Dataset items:
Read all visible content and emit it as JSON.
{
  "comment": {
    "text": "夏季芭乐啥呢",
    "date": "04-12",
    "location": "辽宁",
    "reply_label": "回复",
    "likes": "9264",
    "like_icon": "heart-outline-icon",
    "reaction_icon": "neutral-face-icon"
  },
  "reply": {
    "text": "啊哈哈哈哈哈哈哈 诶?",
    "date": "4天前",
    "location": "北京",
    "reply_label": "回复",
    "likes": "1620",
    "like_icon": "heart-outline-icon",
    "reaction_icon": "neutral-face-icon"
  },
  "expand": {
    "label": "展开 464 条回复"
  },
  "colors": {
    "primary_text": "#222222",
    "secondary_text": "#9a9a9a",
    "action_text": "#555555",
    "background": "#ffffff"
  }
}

Written exercise:
Output the listing above exactly as it appears.

Solution to this problem:
Read all visible content and emit it as JSON.
{
  "comment": {
    "text": "夏季芭乐啥呢",
    "date": "04-12",
    "location": "辽宁",
    "reply_label": "回复",
    "likes": "9264",
    "like_icon": "heart-outline-icon",
    "reaction_icon": "neutral-face-icon"
  },
  "reply": {
    "text": "啊哈哈哈哈哈哈哈 诶?",
    "date": "4天前",
    "location": "北京",
    "reply_label": "回复",
    "likes": "1620",
    "like_icon": "heart-outline-icon",
    "reaction_icon": "neutral-face-icon"
  },
  "expand": {
    "label": "展开 464 条回复"
  },
  "colors": {
    "primary_text": "#222222",
    "secondary_text": "#9a9a9a",
    "action_text": "#555555",
    "background": "#ffffff"
  }
}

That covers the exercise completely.